:: Given instruction ::
Omit every picture and write out the rest of the records exactly.

====== Raw data

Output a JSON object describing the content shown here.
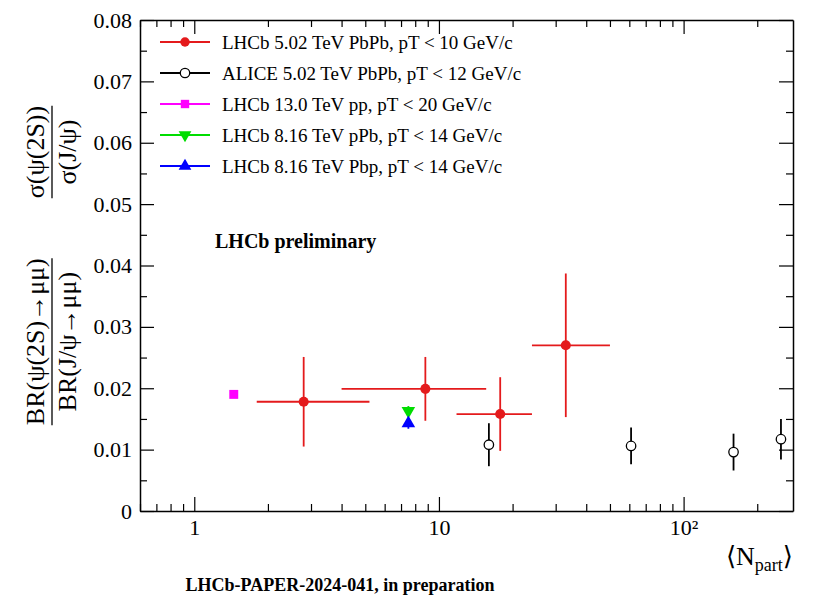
{
  "chart_data": {
    "type": "scatter",
    "log": "x",
    "legend": "upper left",
    "xlabel": [
      "⟨N",
      "part",
      "⟩"
    ],
    "ylabel": [
      {
        "numerator": "BR(ψ(2S)→μμ)",
        "denominator": "BR(J/ψ→μμ)"
      },
      {
        "numerator": "σ(ψ(2S))",
        "denominator": "σ(J/ψ)"
      }
    ],
    "annotation": "LHCb preliminary",
    "footer": "LHCb-PAPER-2024-041, in preparation",
    "xlim": [
      0.6,
      280
    ],
    "xticks": [
      1,
      10,
      {
        "value": 100,
        "label": "10²"
      }
    ],
    "xminorticks": [
      0.6,
      0.7,
      0.8,
      0.9,
      2,
      3,
      4,
      5,
      6,
      7,
      8,
      9,
      20,
      30,
      40,
      50,
      60,
      70,
      80,
      90,
      200
    ],
    "ylim": [
      0,
      0.08
    ],
    "yticks": [
      0,
      0.01,
      0.02,
      0.03,
      0.04,
      0.05,
      0.06,
      0.07,
      0.08
    ],
    "yminorticks": [
      0.005,
      0.015,
      0.025,
      0.035,
      0.045,
      0.055,
      0.065,
      0.075
    ],
    "series": [
      {
        "name": "LHCb 5.02 TeV PbPb, pT < 10 GeV/c",
        "color": "#e41a1c",
        "marker": "circle",
        "x": [
          2.8,
          8.8,
          17.8,
          33
        ],
        "values": [
          0.0178,
          0.0199,
          0.0158,
          0.027
        ],
        "yerr": [
          0.0073,
          0.0052,
          0.006,
          0.0117
        ],
        "x_err_minus": [
          1.0,
          4.8,
          6.0,
          9.0
        ],
        "x_err_plus": [
          2.4,
          6.8,
          6.2,
          17.0
        ]
      },
      {
        "name": "ALICE 5.02 TeV PbPb, pT < 12 GeV/c",
        "color": "#000000",
        "marker": "open-circle",
        "x": [
          16,
          61,
          160,
          250
        ],
        "values": [
          0.0108,
          0.0106,
          0.0096,
          0.0117
        ],
        "yerr": [
          0.0035,
          0.003,
          0.003,
          0.0033
        ]
      },
      {
        "name": "LHCb 13.0 TeV pp, pT < 20 GeV/c",
        "color": "#ff00ff",
        "marker": "square",
        "x": [
          1.45
        ],
        "values": [
          0.019
        ],
        "yerr": [
          0.0004
        ]
      },
      {
        "name": "LHCb 8.16 TeV pPb, pT < 14 GeV/c",
        "color": "#00dd00",
        "marker": "triangle-down",
        "x": [
          7.5
        ],
        "values": [
          0.0163
        ],
        "yerr": [
          0.0008
        ]
      },
      {
        "name": "LHCb 8.16 TeV Pbp, pT < 14 GeV/c",
        "color": "#0000ff",
        "marker": "triangle",
        "x": [
          7.5
        ],
        "values": [
          0.0143
        ],
        "yerr": [
          0.0009
        ]
      }
    ]
  }
}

============

:: Exercise result ::
Output a JSON object describing the content shown here.
{
  "chart_data": {
    "type": "scatter",
    "log": "x",
    "legend": "upper left",
    "xlabel": [
      "⟨N",
      "part",
      "⟩"
    ],
    "ylabel": [
      {
        "numerator": "BR(ψ(2S)→μμ)",
        "denominator": "BR(J/ψ→μμ)"
      },
      {
        "numerator": "σ(ψ(2S))",
        "denominator": "σ(J/ψ)"
      }
    ],
    "annotation": "LHCb preliminary",
    "footer": "LHCb-PAPER-2024-041, in preparation",
    "xlim": [
      0.6,
      280
    ],
    "xticks": [
      1,
      10,
      {
        "value": 100,
        "label": "10²"
      }
    ],
    "xminorticks": [
      0.6,
      0.7,
      0.8,
      0.9,
      2,
      3,
      4,
      5,
      6,
      7,
      8,
      9,
      20,
      30,
      40,
      50,
      60,
      70,
      80,
      90,
      200
    ],
    "ylim": [
      0,
      0.08
    ],
    "yticks": [
      0,
      0.01,
      0.02,
      0.03,
      0.04,
      0.05,
      0.06,
      0.07,
      0.08
    ],
    "yminorticks": [
      0.005,
      0.015,
      0.025,
      0.035,
      0.045,
      0.055,
      0.065,
      0.075
    ],
    "series": [
      {
        "name": "LHCb 5.02 TeV PbPb, pT < 10 GeV/c",
        "color": "#e41a1c",
        "marker": "circle",
        "x": [
          2.8,
          8.8,
          17.8,
          33
        ],
        "values": [
          0.0178,
          0.0199,
          0.0158,
          0.027
        ],
        "yerr": [
          0.0073,
          0.0052,
          0.006,
          0.0117
        ],
        "x_err_minus": [
          1.0,
          4.8,
          6.0,
          9.0
        ],
        "x_err_plus": [
          2.4,
          6.8,
          6.2,
          17.0
        ]
      },
      {
        "name": "ALICE 5.02 TeV PbPb, pT < 12 GeV/c",
        "color": "#000000",
        "marker": "open-circle",
        "x": [
          16,
          61,
          160,
          250
        ],
        "values": [
          0.0108,
          0.0106,
          0.0096,
          0.0117
        ],
        "yerr": [
          0.0035,
          0.003,
          0.003,
          0.0033
        ]
      },
      {
        "name": "LHCb 13.0 TeV pp, pT < 20 GeV/c",
        "color": "#ff00ff",
        "marker": "square",
        "x": [
          1.45
        ],
        "values": [
          0.019
        ],
        "yerr": [
          0.0004
        ]
      },
      {
        "name": "LHCb 8.16 TeV pPb, pT < 14 GeV/c",
        "color": "#00dd00",
        "marker": "triangle-down",
        "x": [
          7.5
        ],
        "values": [
          0.0163
        ],
        "yerr": [
          0.0008
        ]
      },
      {
        "name": "LHCb 8.16 TeV Pbp, pT < 14 GeV/c",
        "color": "#0000ff",
        "marker": "triangle",
        "x": [
          7.5
        ],
        "values": [
          0.0143
        ],
        "yerr": [
          0.0009
        ]
      }
    ]
  }
}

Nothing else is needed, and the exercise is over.